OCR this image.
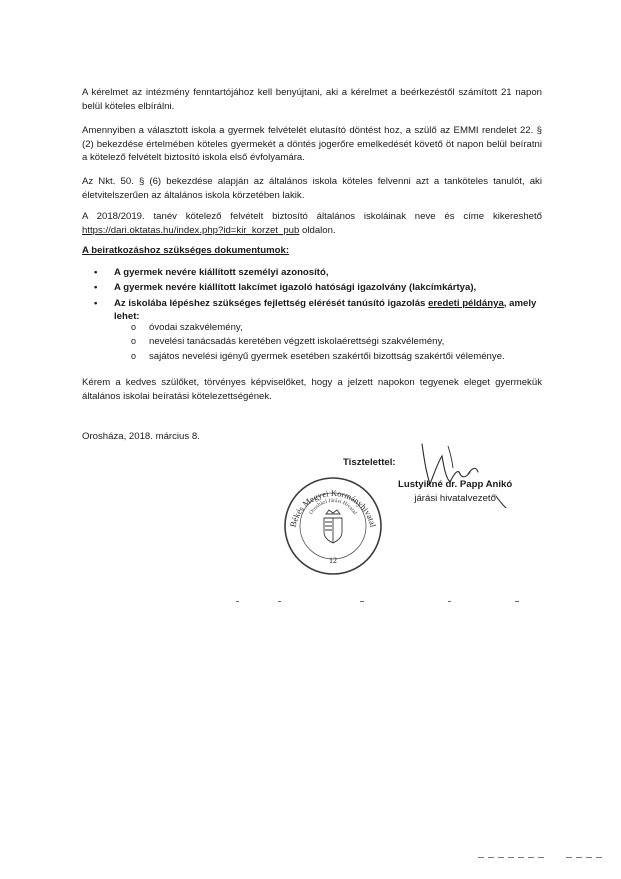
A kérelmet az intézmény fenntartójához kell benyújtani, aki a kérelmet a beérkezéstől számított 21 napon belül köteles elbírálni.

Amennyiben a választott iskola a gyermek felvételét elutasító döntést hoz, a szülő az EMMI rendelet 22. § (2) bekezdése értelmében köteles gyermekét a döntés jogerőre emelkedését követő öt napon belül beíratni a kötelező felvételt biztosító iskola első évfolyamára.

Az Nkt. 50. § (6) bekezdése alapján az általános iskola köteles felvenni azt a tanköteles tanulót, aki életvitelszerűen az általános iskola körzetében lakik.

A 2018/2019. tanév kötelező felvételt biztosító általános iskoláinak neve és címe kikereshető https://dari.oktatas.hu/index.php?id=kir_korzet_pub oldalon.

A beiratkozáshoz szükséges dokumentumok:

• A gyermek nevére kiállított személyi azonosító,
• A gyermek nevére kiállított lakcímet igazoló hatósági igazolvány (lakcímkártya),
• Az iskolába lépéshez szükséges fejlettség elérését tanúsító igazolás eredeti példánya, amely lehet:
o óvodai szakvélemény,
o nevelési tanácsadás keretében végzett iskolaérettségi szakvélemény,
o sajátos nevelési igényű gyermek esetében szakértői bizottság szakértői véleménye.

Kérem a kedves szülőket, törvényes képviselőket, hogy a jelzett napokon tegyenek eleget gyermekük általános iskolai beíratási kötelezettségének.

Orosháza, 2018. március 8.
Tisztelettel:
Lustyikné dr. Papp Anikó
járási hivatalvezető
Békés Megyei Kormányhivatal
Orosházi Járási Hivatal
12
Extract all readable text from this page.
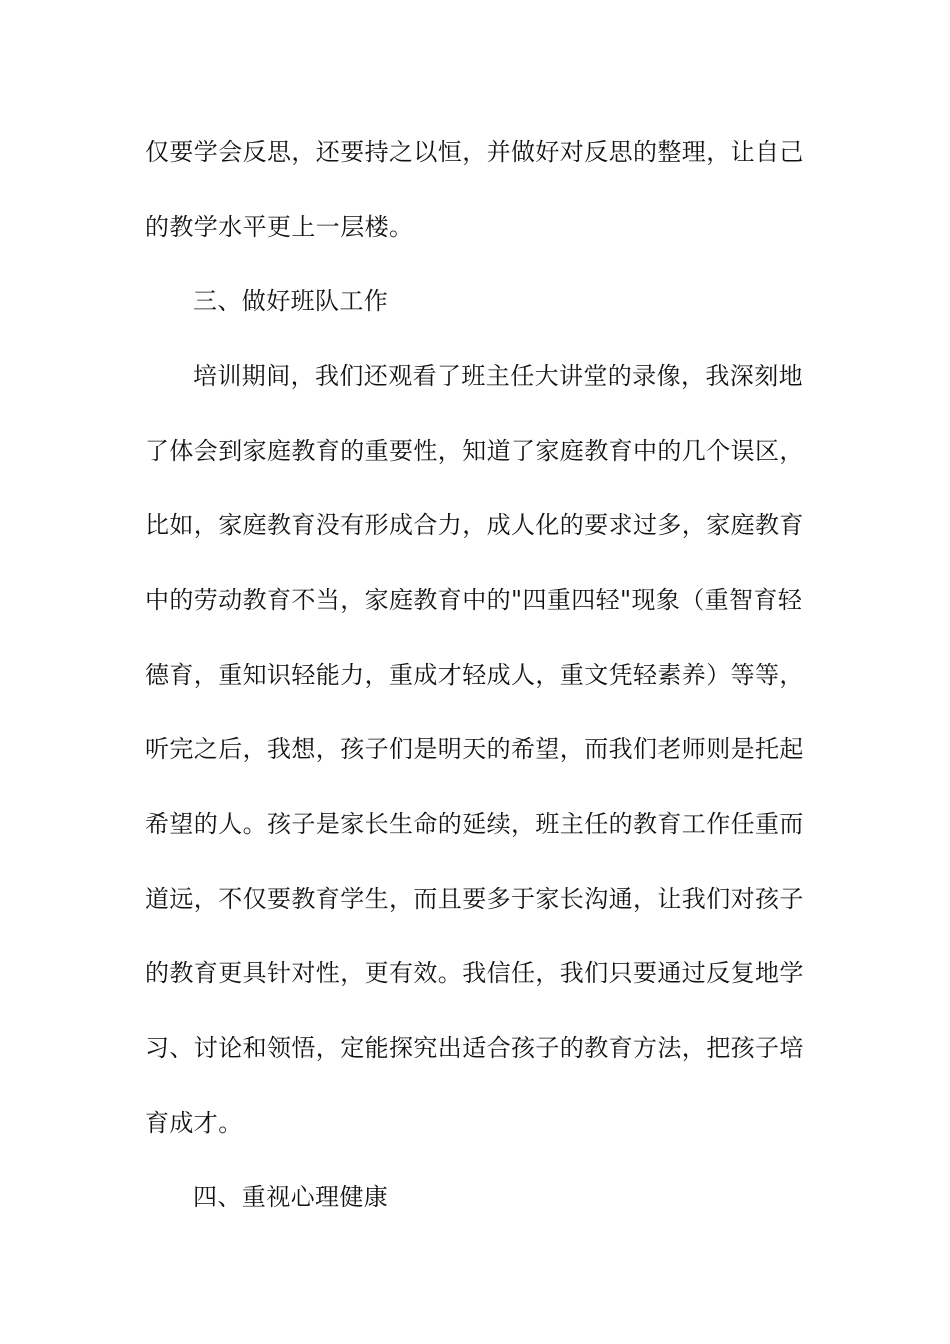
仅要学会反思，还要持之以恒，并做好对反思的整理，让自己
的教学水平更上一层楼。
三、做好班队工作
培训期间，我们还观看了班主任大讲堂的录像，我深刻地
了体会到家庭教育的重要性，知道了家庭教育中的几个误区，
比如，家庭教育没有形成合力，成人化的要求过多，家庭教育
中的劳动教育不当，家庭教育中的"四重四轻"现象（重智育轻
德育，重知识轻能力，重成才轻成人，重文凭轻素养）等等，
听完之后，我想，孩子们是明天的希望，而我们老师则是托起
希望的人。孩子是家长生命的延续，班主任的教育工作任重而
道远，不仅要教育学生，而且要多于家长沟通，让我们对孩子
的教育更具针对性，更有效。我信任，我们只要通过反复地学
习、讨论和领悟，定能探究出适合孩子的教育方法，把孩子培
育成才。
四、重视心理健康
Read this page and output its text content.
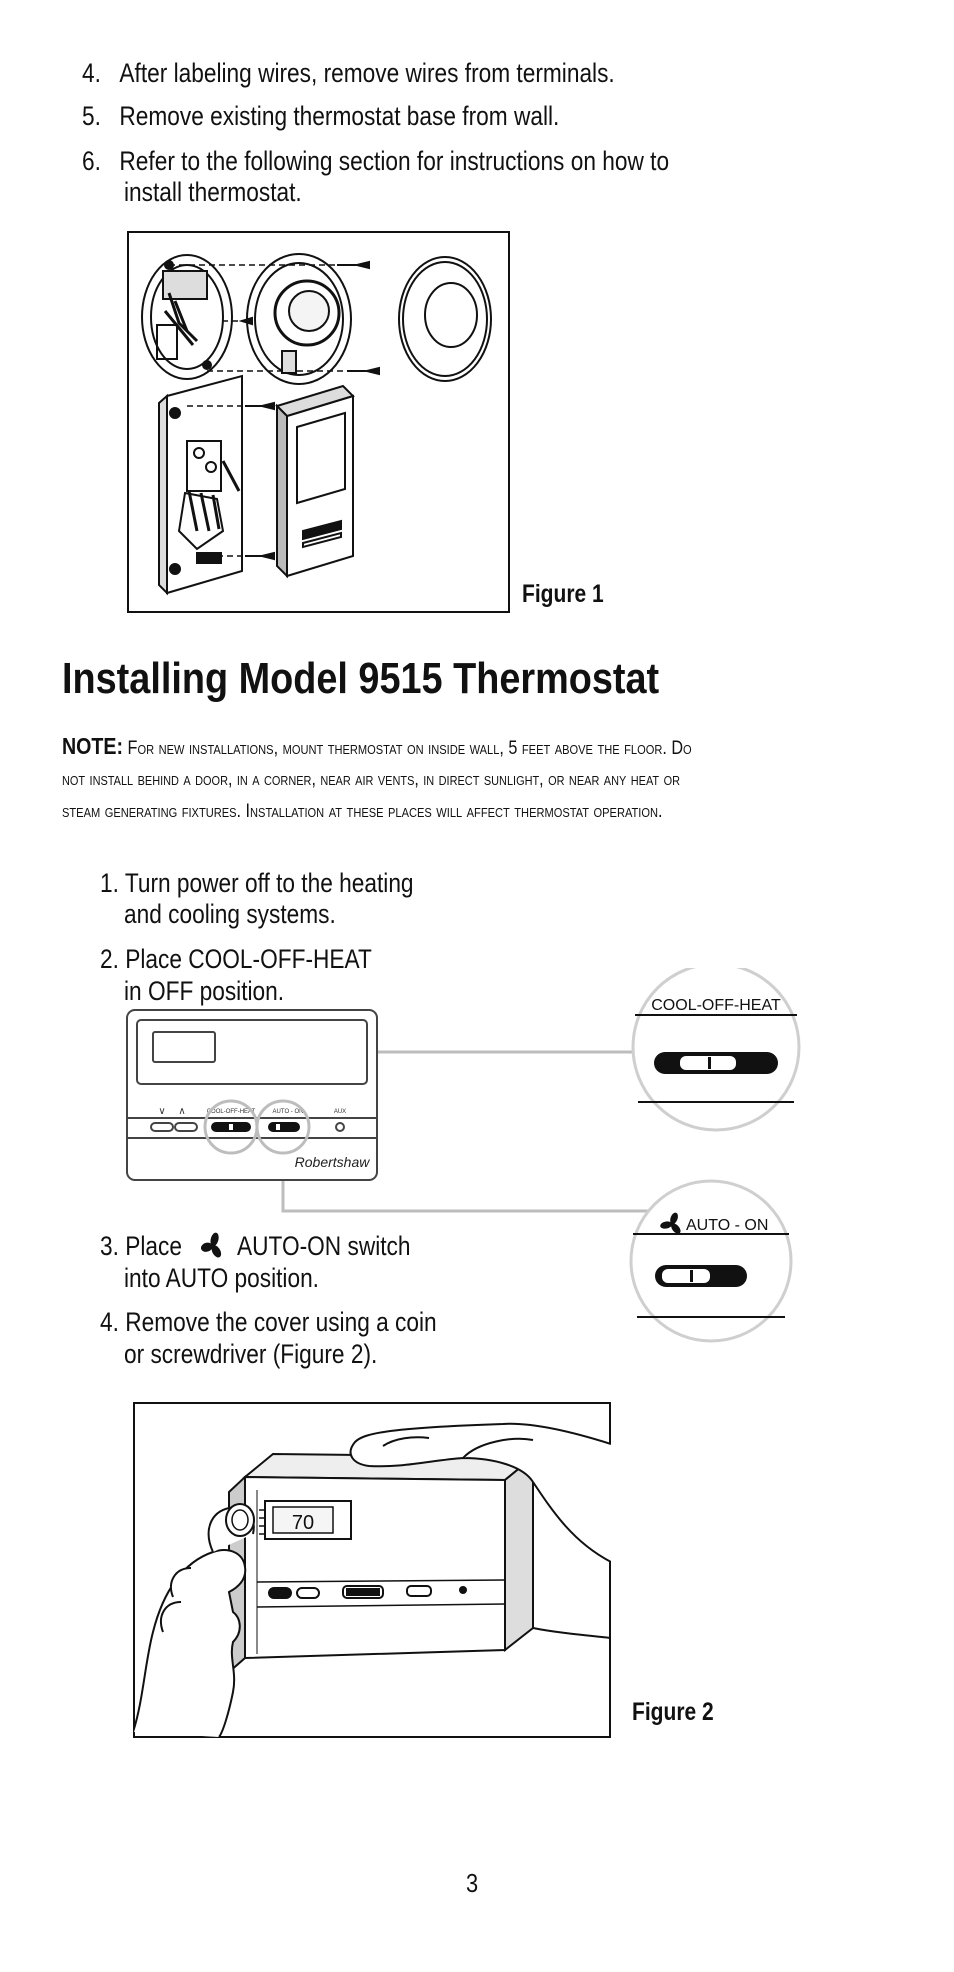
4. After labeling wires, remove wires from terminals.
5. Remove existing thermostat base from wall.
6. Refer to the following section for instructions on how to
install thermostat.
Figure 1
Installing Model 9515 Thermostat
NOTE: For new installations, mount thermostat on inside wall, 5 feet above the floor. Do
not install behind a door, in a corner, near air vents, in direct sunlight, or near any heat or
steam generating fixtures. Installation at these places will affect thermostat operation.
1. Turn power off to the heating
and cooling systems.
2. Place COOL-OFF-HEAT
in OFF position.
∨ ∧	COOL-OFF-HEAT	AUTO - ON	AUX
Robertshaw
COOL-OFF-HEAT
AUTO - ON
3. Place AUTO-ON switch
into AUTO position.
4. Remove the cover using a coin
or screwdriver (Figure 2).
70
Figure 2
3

* **What you will do**
Output an exact copy of the material, with the pictures removed.

* **The response**
OCR this image.
A kérelmet az intézmény fenntartójához kell benyújtani, aki a kérelmet a beérkezéstől számított 21 napon belül köteles elbírálni.

Amennyiben a választott iskola a gyermek felvételét elutasító döntést hoz, a szülő az EMMI rendelet 22. § (2) bekezdése értelmében köteles gyermekét a döntés jogerőre emelkedését követő öt napon belül beíratni a kötelező felvételt biztosító iskola első évfolyamára.

Az Nkt. 50. § (6) bekezdése alapján az általános iskola köteles felvenni azt a tanköteles tanulót, aki életvitelszerűen az általános iskola körzetében lakik.

A 2018/2019. tanév kötelező felvételt biztosító általános iskoláinak neve és címe kikereshető https://dari.oktatas.hu/index.php?id=kir_korzet_pub oldalon.

A beiratkozáshoz szükséges dokumentumok:

• A gyermek nevére kiállított személyi azonosító,
• A gyermek nevére kiállított lakcímet igazoló hatósági igazolvány (lakcímkártya),
• Az iskolába lépéshez szükséges fejlettség elérését tanúsító igazolás eredeti példánya, amely lehet:
o óvodai szakvélemény,
o nevelési tanácsadás keretében végzett iskolaérettségi szakvélemény,
o sajátos nevelési igényű gyermek esetében szakértői bizottság szakértői véleménye.

Kérem a kedves szülőket, törvényes képviselőket, hogy a jelzett napokon tegyenek eleget gyermekük általános iskolai beíratási kötelezettségének.

Orosháza, 2018. március 8.
Tisztelettel:
Lustyikné dr. Papp Anikó
járási hivatalvezető
Békés Megyei Kormányhivatal
Orosházi Járási Hivatal
12
Extract all readable text from this page.
仅要学会反思，还要持之以恒，并做好对反思的整理，让自己
的教学水平更上一层楼。
三、做好班队工作
培训期间，我们还观看了班主任大讲堂的录像，我深刻地
了体会到家庭教育的重要性，知道了家庭教育中的几个误区，
比如，家庭教育没有形成合力，成人化的要求过多，家庭教育
中的劳动教育不当，家庭教育中的"四重四轻"现象（重智育轻
德育，重知识轻能力，重成才轻成人，重文凭轻素养）等等，
听完之后，我想，孩子们是明天的希望，而我们老师则是托起
希望的人。孩子是家长生命的延续，班主任的教育工作任重而
道远，不仅要教育学生，而且要多于家长沟通，让我们对孩子
的教育更具针对性，更有效。我信任，我们只要通过反复地学
习、讨论和领悟，定能探究出适合孩子的教育方法，把孩子培
育成才。
四、重视心理健康
Read this page and output its text content.
4. After labeling wires, remove wires from terminals.
5. Remove existing thermostat base from wall.
6. Refer to the following section for instructions on how to
install thermostat.
Figure 1
Installing Model 9515 Thermostat
NOTE: For new installations, mount thermostat on inside wall, 5 feet above the floor. Do
not install behind a door, in a corner, near air vents, in direct sunlight, or near any heat or
steam generating fixtures. Installation at these places will affect thermostat operation.
1. Turn power off to the heating
and cooling systems.
2. Place COOL-OFF-HEAT
in OFF position.
∨ ∧	COOL-OFF-HEAT	AUTO - ON	AUX
Robertshaw
COOL-OFF-HEAT
AUTO - ON
3. Place AUTO-ON switch
into AUTO position.
4. Remove the cover using a coin
or screwdriver (Figure 2).
70
Figure 2
3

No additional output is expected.